■ AIM ■
Lift out each line of the data that holds "Advanced".
BEGIN DATA
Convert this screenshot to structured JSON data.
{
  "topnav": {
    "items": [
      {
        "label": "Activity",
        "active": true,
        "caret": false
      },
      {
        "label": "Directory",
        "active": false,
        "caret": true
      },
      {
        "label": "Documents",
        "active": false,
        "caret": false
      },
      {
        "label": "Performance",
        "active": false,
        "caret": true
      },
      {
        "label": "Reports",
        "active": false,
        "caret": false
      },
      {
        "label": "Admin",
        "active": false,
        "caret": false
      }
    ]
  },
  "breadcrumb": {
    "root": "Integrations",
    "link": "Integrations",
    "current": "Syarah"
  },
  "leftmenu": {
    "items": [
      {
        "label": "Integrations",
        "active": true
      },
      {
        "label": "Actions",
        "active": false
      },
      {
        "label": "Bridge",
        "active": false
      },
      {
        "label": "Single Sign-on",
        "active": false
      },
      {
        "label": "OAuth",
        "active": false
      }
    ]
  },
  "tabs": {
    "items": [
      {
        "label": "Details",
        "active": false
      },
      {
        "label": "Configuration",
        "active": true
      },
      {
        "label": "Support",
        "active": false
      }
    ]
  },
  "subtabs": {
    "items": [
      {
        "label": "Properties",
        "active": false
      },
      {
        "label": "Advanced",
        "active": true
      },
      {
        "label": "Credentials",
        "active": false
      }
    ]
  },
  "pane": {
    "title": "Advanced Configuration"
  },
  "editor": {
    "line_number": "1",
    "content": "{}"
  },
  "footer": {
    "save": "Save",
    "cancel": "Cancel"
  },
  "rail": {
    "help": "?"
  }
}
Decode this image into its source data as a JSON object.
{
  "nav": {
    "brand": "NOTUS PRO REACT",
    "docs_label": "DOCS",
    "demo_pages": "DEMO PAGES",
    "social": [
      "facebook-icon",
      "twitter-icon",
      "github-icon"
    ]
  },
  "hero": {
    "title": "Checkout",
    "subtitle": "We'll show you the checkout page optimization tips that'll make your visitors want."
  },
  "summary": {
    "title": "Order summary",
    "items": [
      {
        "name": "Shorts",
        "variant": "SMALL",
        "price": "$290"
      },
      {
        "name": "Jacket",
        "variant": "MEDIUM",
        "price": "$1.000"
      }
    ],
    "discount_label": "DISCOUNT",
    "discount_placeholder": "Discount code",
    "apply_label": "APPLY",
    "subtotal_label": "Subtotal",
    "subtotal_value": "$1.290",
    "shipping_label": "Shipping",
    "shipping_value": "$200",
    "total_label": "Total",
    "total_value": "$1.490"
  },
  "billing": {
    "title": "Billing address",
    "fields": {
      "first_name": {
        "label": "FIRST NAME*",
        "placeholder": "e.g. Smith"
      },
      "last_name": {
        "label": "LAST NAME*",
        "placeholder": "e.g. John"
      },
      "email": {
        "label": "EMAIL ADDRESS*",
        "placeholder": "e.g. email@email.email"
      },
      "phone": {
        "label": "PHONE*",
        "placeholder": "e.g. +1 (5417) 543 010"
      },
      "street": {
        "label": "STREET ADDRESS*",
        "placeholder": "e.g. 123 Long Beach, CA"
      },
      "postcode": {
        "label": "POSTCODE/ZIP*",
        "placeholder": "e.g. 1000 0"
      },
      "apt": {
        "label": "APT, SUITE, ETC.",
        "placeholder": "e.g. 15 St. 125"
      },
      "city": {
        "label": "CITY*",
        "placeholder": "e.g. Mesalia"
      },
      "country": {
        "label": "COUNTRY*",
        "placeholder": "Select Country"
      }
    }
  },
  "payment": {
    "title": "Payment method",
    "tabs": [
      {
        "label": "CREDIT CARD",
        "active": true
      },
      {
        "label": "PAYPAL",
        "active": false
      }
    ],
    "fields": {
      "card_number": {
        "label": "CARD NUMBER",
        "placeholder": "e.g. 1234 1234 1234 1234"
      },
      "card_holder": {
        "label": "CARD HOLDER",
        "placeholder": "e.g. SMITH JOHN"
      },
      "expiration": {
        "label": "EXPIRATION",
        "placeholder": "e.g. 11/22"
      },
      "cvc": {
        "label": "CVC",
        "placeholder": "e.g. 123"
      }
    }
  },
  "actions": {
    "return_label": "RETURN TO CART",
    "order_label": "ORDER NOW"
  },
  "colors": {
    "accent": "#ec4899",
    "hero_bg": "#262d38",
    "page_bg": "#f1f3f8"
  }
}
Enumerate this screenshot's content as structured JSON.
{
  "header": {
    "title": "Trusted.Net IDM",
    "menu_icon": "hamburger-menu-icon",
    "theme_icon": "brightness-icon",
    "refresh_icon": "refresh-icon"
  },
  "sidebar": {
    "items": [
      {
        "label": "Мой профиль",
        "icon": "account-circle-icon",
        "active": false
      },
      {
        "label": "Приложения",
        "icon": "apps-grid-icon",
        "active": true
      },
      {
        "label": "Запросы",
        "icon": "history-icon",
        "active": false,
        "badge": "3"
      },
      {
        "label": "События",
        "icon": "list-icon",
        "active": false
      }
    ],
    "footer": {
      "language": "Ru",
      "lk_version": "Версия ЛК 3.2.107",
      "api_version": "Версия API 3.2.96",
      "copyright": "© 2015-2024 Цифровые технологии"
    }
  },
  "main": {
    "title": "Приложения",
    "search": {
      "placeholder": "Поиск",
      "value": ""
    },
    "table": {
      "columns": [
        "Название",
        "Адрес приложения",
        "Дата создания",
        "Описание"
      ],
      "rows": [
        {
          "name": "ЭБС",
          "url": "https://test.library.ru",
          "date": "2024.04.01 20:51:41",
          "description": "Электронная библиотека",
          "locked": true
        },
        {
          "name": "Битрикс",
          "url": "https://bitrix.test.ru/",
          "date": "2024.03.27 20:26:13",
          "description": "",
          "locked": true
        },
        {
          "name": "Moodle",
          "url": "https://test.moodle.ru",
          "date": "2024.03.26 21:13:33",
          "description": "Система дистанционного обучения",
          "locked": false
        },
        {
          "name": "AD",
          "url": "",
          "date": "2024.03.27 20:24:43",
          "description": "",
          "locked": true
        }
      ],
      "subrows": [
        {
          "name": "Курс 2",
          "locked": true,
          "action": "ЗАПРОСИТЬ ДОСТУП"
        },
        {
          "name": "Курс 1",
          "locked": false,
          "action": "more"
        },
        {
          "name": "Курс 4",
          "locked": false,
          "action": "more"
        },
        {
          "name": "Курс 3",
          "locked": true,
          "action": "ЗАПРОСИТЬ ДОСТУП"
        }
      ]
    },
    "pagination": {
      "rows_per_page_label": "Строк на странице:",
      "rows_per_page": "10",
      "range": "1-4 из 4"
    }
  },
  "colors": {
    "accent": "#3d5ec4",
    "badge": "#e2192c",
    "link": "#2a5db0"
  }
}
END DATA
■ THE RESULT ■
        "label": "Advanced",
    "title": "Advanced Configuration"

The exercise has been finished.